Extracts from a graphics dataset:
— START —

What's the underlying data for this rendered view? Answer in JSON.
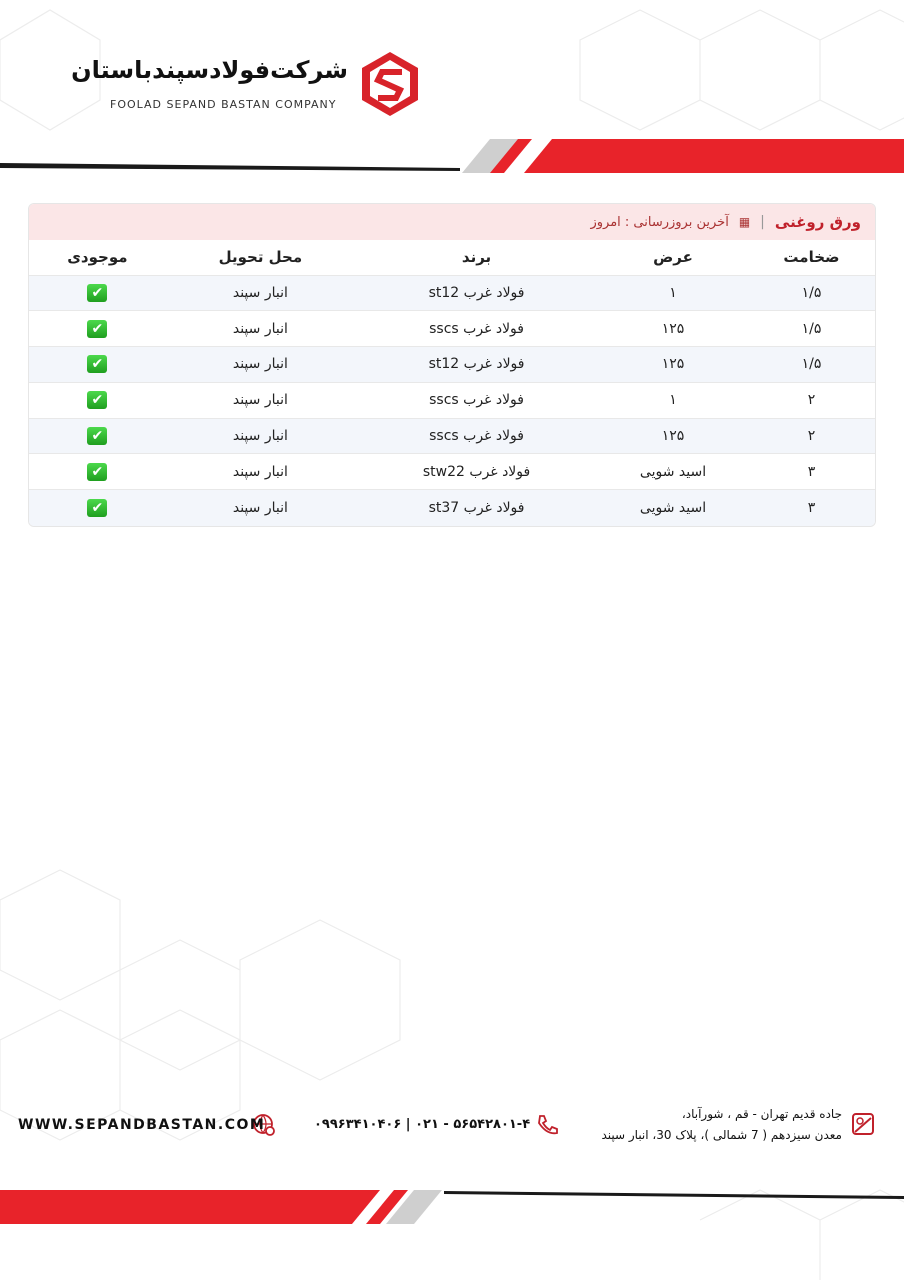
{
  "header": {
    "company_fa": "شرکت‌فولادسپندباستان",
    "company_en": "FOOLAD SEPAND BASTAN COMPANY"
  },
  "table": {
    "title": "ورق روغنی",
    "updated": "آخرین بروزرسانی : امروز",
    "columns": [
      "ضخامت",
      "عرض",
      "برند",
      "محل تحویل",
      "موجودی"
    ],
    "rows": [
      [
        "۱/۵",
        "۱",
        "فولاد غرب st12",
        "انبار سپند",
        "✔"
      ],
      [
        "۱/۵",
        "۱۲۵",
        "فولاد غرب sscs",
        "انبار سپند",
        "✔"
      ],
      [
        "۱/۵",
        "۱۲۵",
        "فولاد غرب st12",
        "انبار سپند",
        "✔"
      ],
      [
        "۲",
        "۱",
        "فولاد غرب sscs",
        "انبار سپند",
        "✔"
      ],
      [
        "۲",
        "۱۲۵",
        "فولاد غرب sscs",
        "انبار سپند",
        "✔"
      ],
      [
        "۳",
        "اسید شویی",
        "فولاد غرب stw22",
        "انبار سپند",
        "✔"
      ],
      [
        "۳",
        "اسید شویی",
        "فولاد غرب st37",
        "انبار سپند",
        "✔"
      ]
    ]
  },
  "footer": {
    "address_1": "جاده قدیم تهران - قم ، شورآباد،",
    "address_2": "معدن سیزدهم ( 7 شمالی )، پلاک 30، انبار سپند",
    "phone": "۰۹۹۶۳۴۱۰۴۰۶ | ۰۲۱ - ۵۶۵۴۲۸۰۱-۴",
    "website": "WWW.SEPANDBASTAN.COM"
  },
  "colors": {
    "brand_red": "#e8232a",
    "dark": "#1a1a1a",
    "gray": "#cfcfcf"
  }
}
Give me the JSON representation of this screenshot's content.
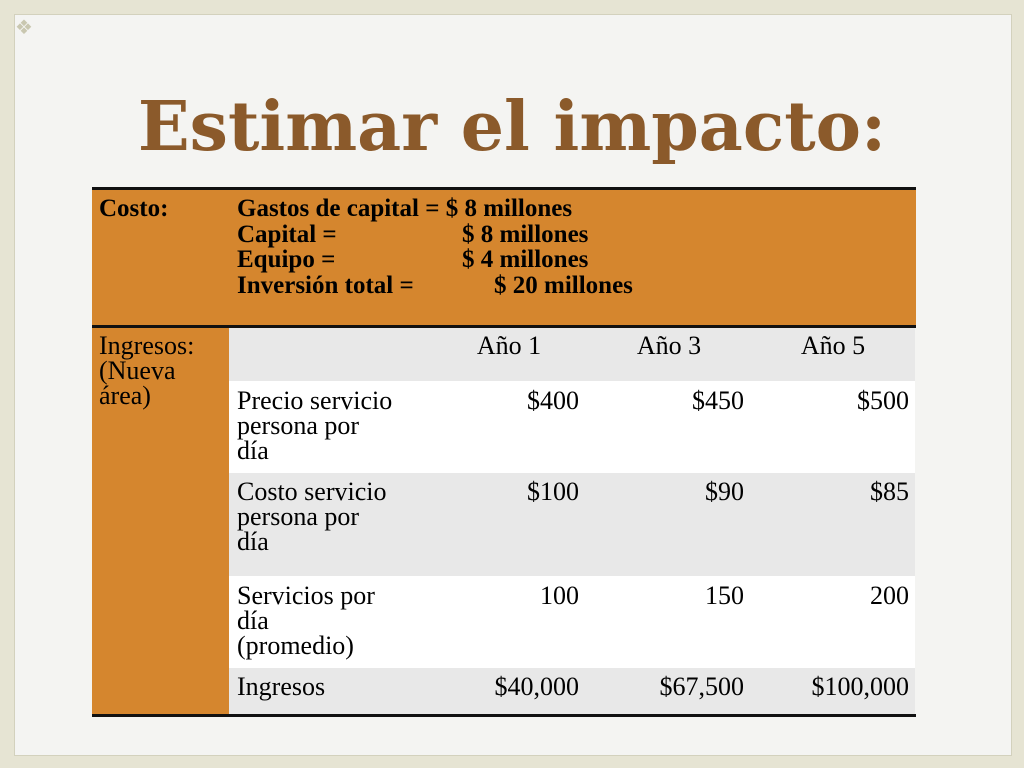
{
  "slide": {
    "title": "Estimar el impacto:"
  },
  "cost": {
    "label": "Costo:",
    "lines": [
      {
        "name": "Gastos de capital",
        "text": "Gastos de capital = $ 8 millones"
      },
      {
        "name": "Capital =",
        "value": "$ 8 millones"
      },
      {
        "name": "Equipo =",
        "value": "$ 4 millones"
      },
      {
        "name": "Inversión total =",
        "value": "$ 20 millones"
      }
    ]
  },
  "revenue": {
    "label_line1": "Ingresos:",
    "label_line2": "(Nueva",
    "label_line3": "área)",
    "columns": [
      "Año 1",
      "Año 3",
      "Año 5"
    ],
    "rows": [
      {
        "label": [
          "Precio servicio",
          "persona por",
          "día"
        ],
        "values": [
          "$400",
          "$450",
          "$500"
        ]
      },
      {
        "label": [
          "Costo servicio",
          "persona por",
          "día"
        ],
        "values": [
          "$100",
          "$90",
          "$85"
        ]
      },
      {
        "label": [
          "Servicios por",
          "día",
          "(promedio)"
        ],
        "values": [
          "100",
          "150",
          "200"
        ]
      },
      {
        "label": [
          "Ingresos"
        ],
        "values": [
          "$40,000",
          "$67,500",
          "$100,000"
        ]
      }
    ]
  },
  "colors": {
    "title": "#8b5a2b",
    "header_fill": "#d5862e",
    "row_grey": "#e8e8e8",
    "row_white": "#ffffff"
  }
}
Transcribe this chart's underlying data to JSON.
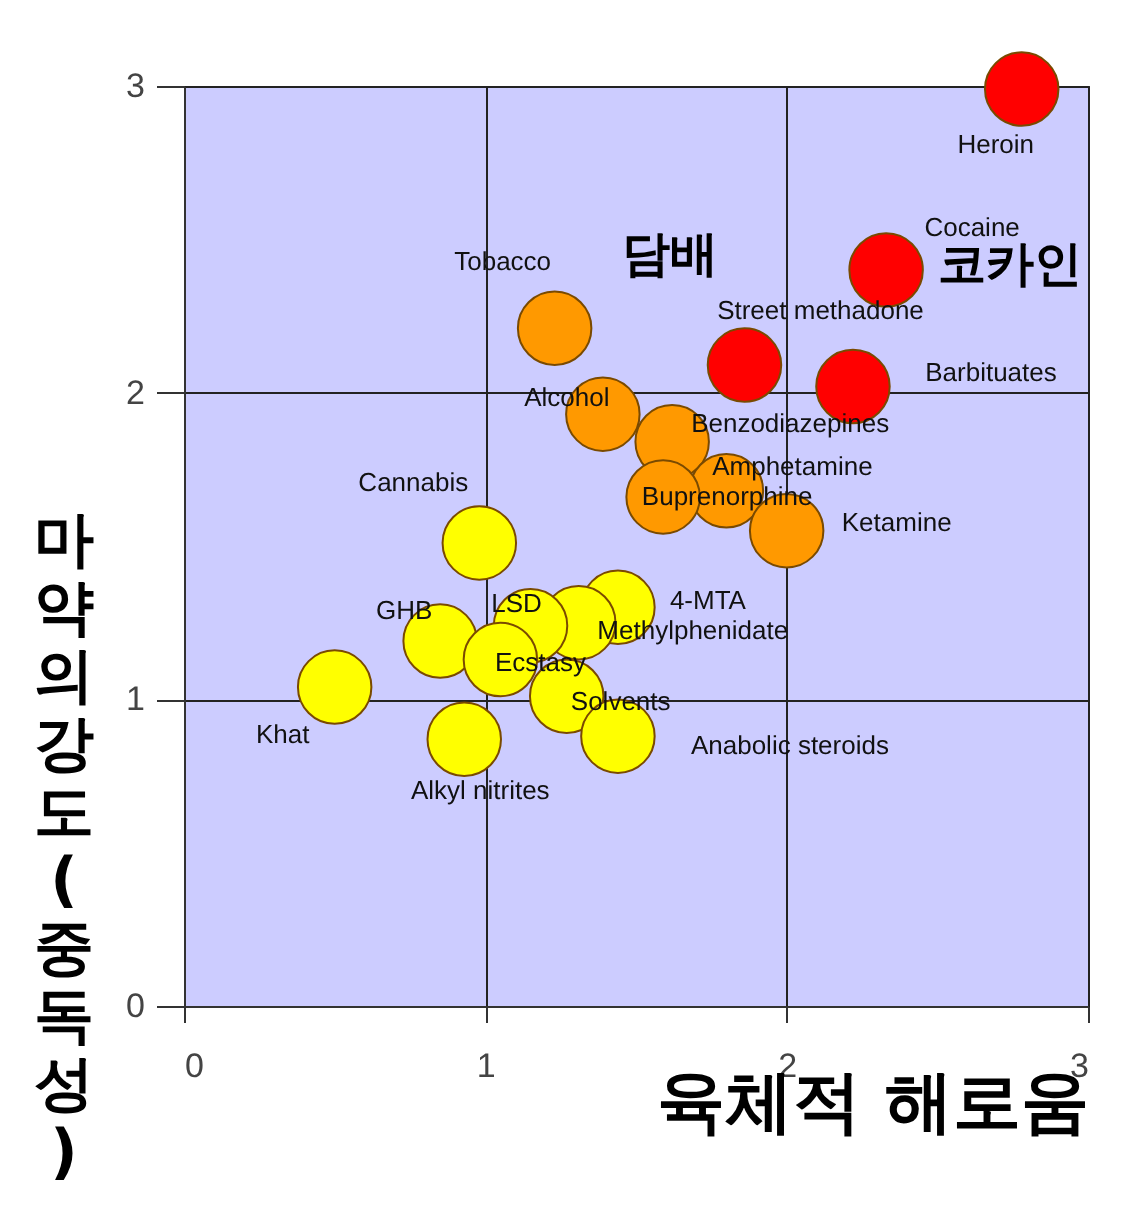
{
  "chart_data": {
    "type": "scatter",
    "xlabel": "육체적 해로움",
    "ylabel": "마약의 강도(중독성)",
    "xlim": [
      0,
      3
    ],
    "ylim": [
      0,
      3
    ],
    "xticks": [
      0,
      1,
      2,
      3
    ],
    "yticks": [
      0,
      1,
      2,
      3
    ],
    "grid": true,
    "marker": "circle",
    "series": [
      {
        "name": "Heroin",
        "color": "#ff0000",
        "x": [
          2.78
        ],
        "values": [
          2.99
        ]
      },
      {
        "name": "Cocaine",
        "color": "#ff0000",
        "x": [
          2.33
        ],
        "values": [
          2.4
        ]
      },
      {
        "name": "Street methadone",
        "color": "#ff0000",
        "x": [
          1.86
        ],
        "values": [
          2.09
        ]
      },
      {
        "name": "Barbituates",
        "color": "#ff0000",
        "x": [
          2.22
        ],
        "values": [
          2.02
        ]
      },
      {
        "name": "Tobacco",
        "color": "#ff9900",
        "x": [
          1.23
        ],
        "values": [
          2.21
        ]
      },
      {
        "name": "Alcohol",
        "color": "#ff9900",
        "x": [
          1.39
        ],
        "values": [
          1.93
        ]
      },
      {
        "name": "Benzodiazepines",
        "color": "#ff9900",
        "x": [
          1.62
        ],
        "values": [
          1.84
        ]
      },
      {
        "name": "Amphetamine",
        "color": "#ff9900",
        "x": [
          1.8
        ],
        "values": [
          1.68
        ]
      },
      {
        "name": "Buprenorphine",
        "color": "#ff9900",
        "x": [
          1.59
        ],
        "values": [
          1.66
        ]
      },
      {
        "name": "Ketamine",
        "color": "#ff9900",
        "x": [
          2.0
        ],
        "values": [
          1.55
        ]
      },
      {
        "name": "Cannabis",
        "color": "#ffff00",
        "x": [
          0.98
        ],
        "values": [
          1.51
        ]
      },
      {
        "name": "4-MTA",
        "color": "#ffff00",
        "x": [
          1.44
        ],
        "values": [
          1.3
        ]
      },
      {
        "name": "Methylphenidate",
        "color": "#ffff00",
        "x": [
          1.31
        ],
        "values": [
          1.25
        ]
      },
      {
        "name": "LSD",
        "color": "#ffff00",
        "x": [
          1.15
        ],
        "values": [
          1.24
        ]
      },
      {
        "name": "GHB",
        "color": "#ffff00",
        "x": [
          0.85
        ],
        "values": [
          1.19
        ]
      },
      {
        "name": "Ecstasy",
        "color": "#ffff00",
        "x": [
          1.05
        ],
        "values": [
          1.13
        ]
      },
      {
        "name": "Solvents",
        "color": "#ffff00",
        "x": [
          1.27
        ],
        "values": [
          1.01
        ]
      },
      {
        "name": "Anabolic steroids",
        "color": "#ffff00",
        "x": [
          1.44
        ],
        "values": [
          0.88
        ]
      },
      {
        "name": "Khat",
        "color": "#ffff00",
        "x": [
          0.5
        ],
        "values": [
          1.04
        ]
      },
      {
        "name": "Alkyl nitrites",
        "color": "#ffff00",
        "x": [
          0.93
        ],
        "values": [
          0.87
        ]
      }
    ],
    "annotations": [
      "담배",
      "코카인"
    ]
  }
}
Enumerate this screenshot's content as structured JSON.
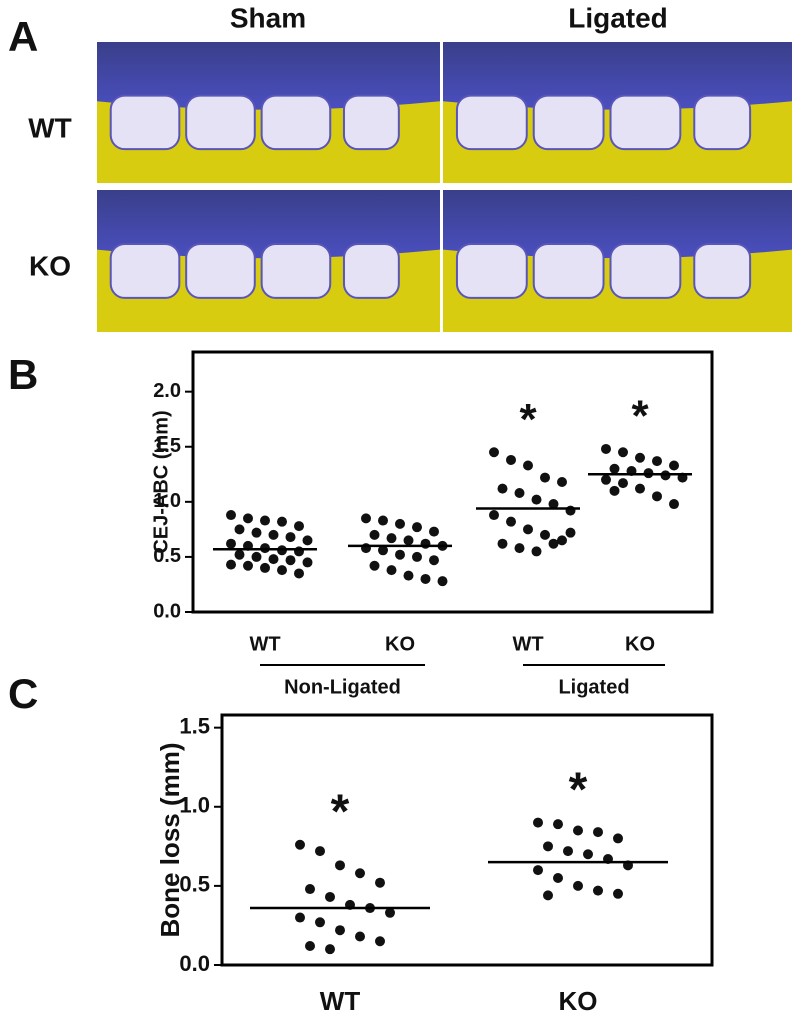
{
  "panel_a": {
    "letter": "A",
    "columns": [
      "Sham",
      "Ligated"
    ],
    "rows": [
      "WT",
      "KO"
    ]
  },
  "chart_data": [
    {
      "type": "dot",
      "letter": "B",
      "ylabel": "CEJ-ABC (mm)",
      "categories": [
        "WT",
        "KO",
        "WT",
        "KO"
      ],
      "groups": [
        {
          "label": "Non-Ligated",
          "members": [
            0,
            1
          ]
        },
        {
          "label": "Ligated",
          "members": [
            2,
            3
          ]
        }
      ],
      "values": [
        [
          0.88,
          0.85,
          0.83,
          0.82,
          0.78,
          0.75,
          0.72,
          0.7,
          0.68,
          0.65,
          0.62,
          0.6,
          0.58,
          0.56,
          0.55,
          0.52,
          0.5,
          0.48,
          0.47,
          0.45,
          0.43,
          0.42,
          0.4,
          0.38,
          0.35
        ],
        [
          0.85,
          0.83,
          0.8,
          0.77,
          0.73,
          0.7,
          0.67,
          0.65,
          0.62,
          0.6,
          0.58,
          0.56,
          0.52,
          0.5,
          0.47,
          0.42,
          0.38,
          0.33,
          0.3,
          0.28
        ],
        [
          1.45,
          1.38,
          1.33,
          1.22,
          1.18,
          1.12,
          1.08,
          1.02,
          0.98,
          0.92,
          0.88,
          0.82,
          0.75,
          0.7,
          0.65,
          0.62,
          0.58,
          0.55,
          0.62,
          0.72
        ],
        [
          1.48,
          1.45,
          1.4,
          1.37,
          1.33,
          1.3,
          1.28,
          1.26,
          1.24,
          1.22,
          1.2,
          1.17,
          1.12,
          1.05,
          0.98,
          1.1
        ]
      ],
      "means": [
        0.57,
        0.6,
        0.94,
        1.25
      ],
      "annotations": [
        {
          "text": "*",
          "category": 2
        },
        {
          "text": "*",
          "category": 3
        }
      ],
      "color": "#111111",
      "ylim": [
        0,
        2.36
      ],
      "yticks": [
        {
          "value": 0,
          "label": "0.0"
        },
        {
          "value": 0.5,
          "label": "0.5"
        },
        {
          "value": 1,
          "label": "1.0"
        },
        {
          "value": 1.5,
          "label": "1.5"
        },
        {
          "value": 2,
          "label": "2.0"
        }
      ]
    },
    {
      "type": "dot",
      "letter": "C",
      "ylabel": "Bone loss (mm)",
      "categories": [
        "WT",
        "KO"
      ],
      "values": [
        [
          0.76,
          0.72,
          0.63,
          0.58,
          0.52,
          0.48,
          0.43,
          0.38,
          0.36,
          0.33,
          0.3,
          0.27,
          0.22,
          0.18,
          0.15,
          0.12,
          0.1
        ],
        [
          0.9,
          0.89,
          0.85,
          0.84,
          0.8,
          0.75,
          0.72,
          0.7,
          0.67,
          0.63,
          0.6,
          0.55,
          0.5,
          0.47,
          0.45,
          0.44
        ]
      ],
      "means": [
        0.36,
        0.65
      ],
      "annotations": [
        {
          "text": "*",
          "category": 0
        },
        {
          "text": "*",
          "category": 1
        }
      ],
      "color": "#111111",
      "ylim": [
        0,
        1.58
      ],
      "yticks": [
        {
          "value": 0,
          "label": "0.0"
        },
        {
          "value": 0.5,
          "label": "0.5"
        },
        {
          "value": 1,
          "label": "1.0"
        },
        {
          "value": 1.5,
          "label": "1.5"
        }
      ]
    }
  ]
}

— END —

What you should do:
Locate the string "title" in the listing above and copy every line where it occurs.

Reply:
    "title": "ورق روغنی",
    "title": "Estimar el impacto:"
    "title": "#8b5a2b",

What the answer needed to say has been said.